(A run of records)
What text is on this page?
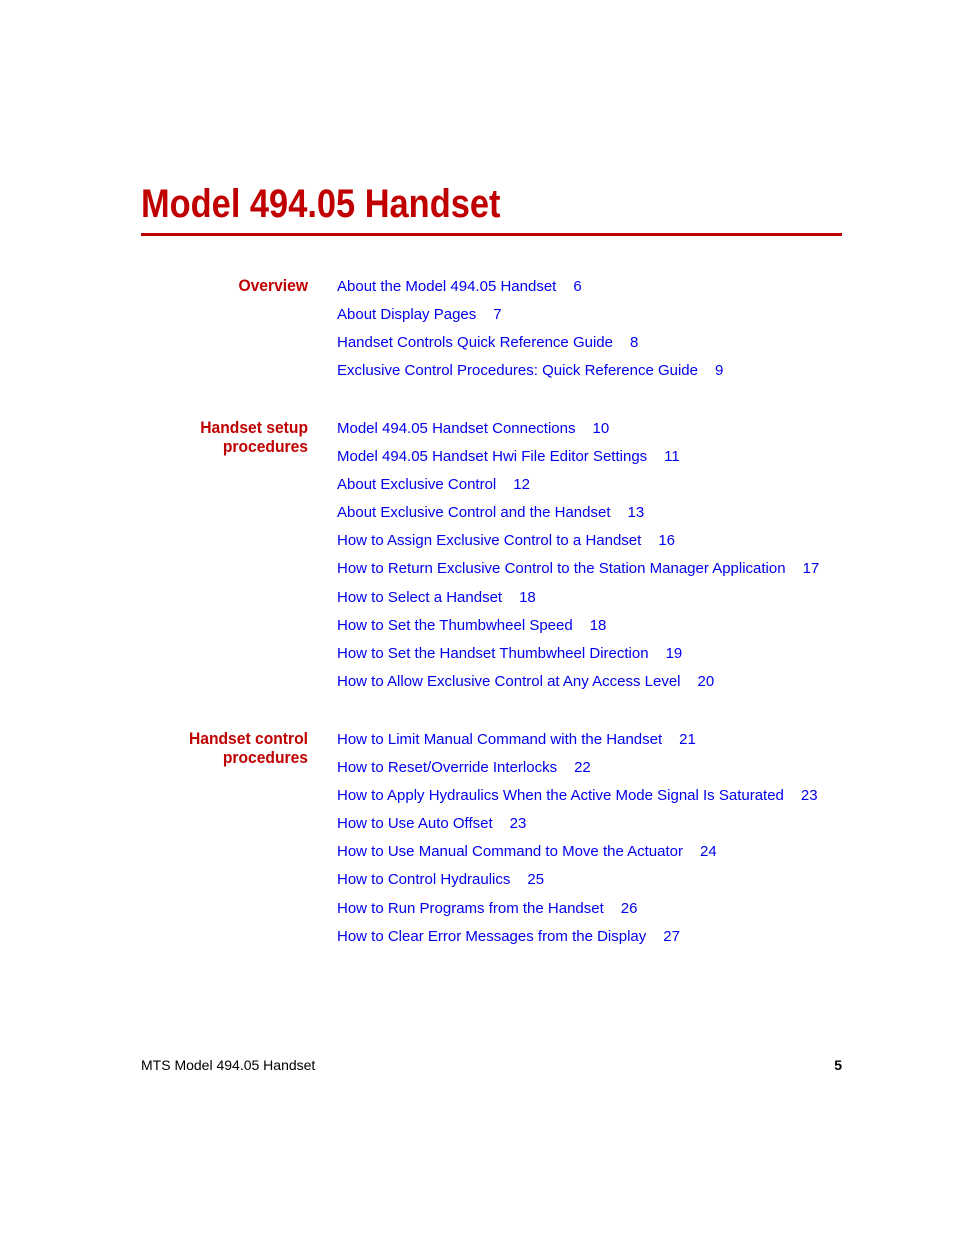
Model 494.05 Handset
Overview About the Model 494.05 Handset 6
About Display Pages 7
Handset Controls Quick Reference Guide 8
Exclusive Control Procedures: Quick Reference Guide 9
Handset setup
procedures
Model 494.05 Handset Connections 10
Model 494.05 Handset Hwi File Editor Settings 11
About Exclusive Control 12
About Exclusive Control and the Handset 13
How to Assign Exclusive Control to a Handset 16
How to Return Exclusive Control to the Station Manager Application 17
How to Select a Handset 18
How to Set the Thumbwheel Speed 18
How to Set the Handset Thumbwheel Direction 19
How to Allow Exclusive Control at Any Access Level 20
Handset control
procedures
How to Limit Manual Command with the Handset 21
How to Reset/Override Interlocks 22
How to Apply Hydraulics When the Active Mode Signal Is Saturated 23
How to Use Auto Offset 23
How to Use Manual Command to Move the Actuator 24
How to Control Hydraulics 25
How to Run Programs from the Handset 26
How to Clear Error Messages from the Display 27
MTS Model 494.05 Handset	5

● **WHAT THE TASK ASKS**
From the listing above, print every entry precisely and drop the pictures.

● **THE COMPLETED TASK**
What text is on this page?
Model 494.05 Handset
Overview About the Model 494.05 Handset 6
About Display Pages 7
Handset Controls Quick Reference Guide 8
Exclusive Control Procedures: Quick Reference Guide 9
Handset setup
procedures
Model 494.05 Handset Connections 10
Model 494.05 Handset Hwi File Editor Settings 11
About Exclusive Control 12
About Exclusive Control and the Handset 13
How to Assign Exclusive Control to a Handset 16
How to Return Exclusive Control to the Station Manager Application 17
How to Select a Handset 18
How to Set the Thumbwheel Speed 18
How to Set the Handset Thumbwheel Direction 19
How to Allow Exclusive Control at Any Access Level 20
Handset control
procedures
How to Limit Manual Command with the Handset 21
How to Reset/Override Interlocks 22
How to Apply Hydraulics When the Active Mode Signal Is Saturated 23
How to Use Auto Offset 23
How to Use Manual Command to Move the Actuator 24
How to Control Hydraulics 25
How to Run Programs from the Handset 26
How to Clear Error Messages from the Display 27
MTS Model 494.05 Handset	5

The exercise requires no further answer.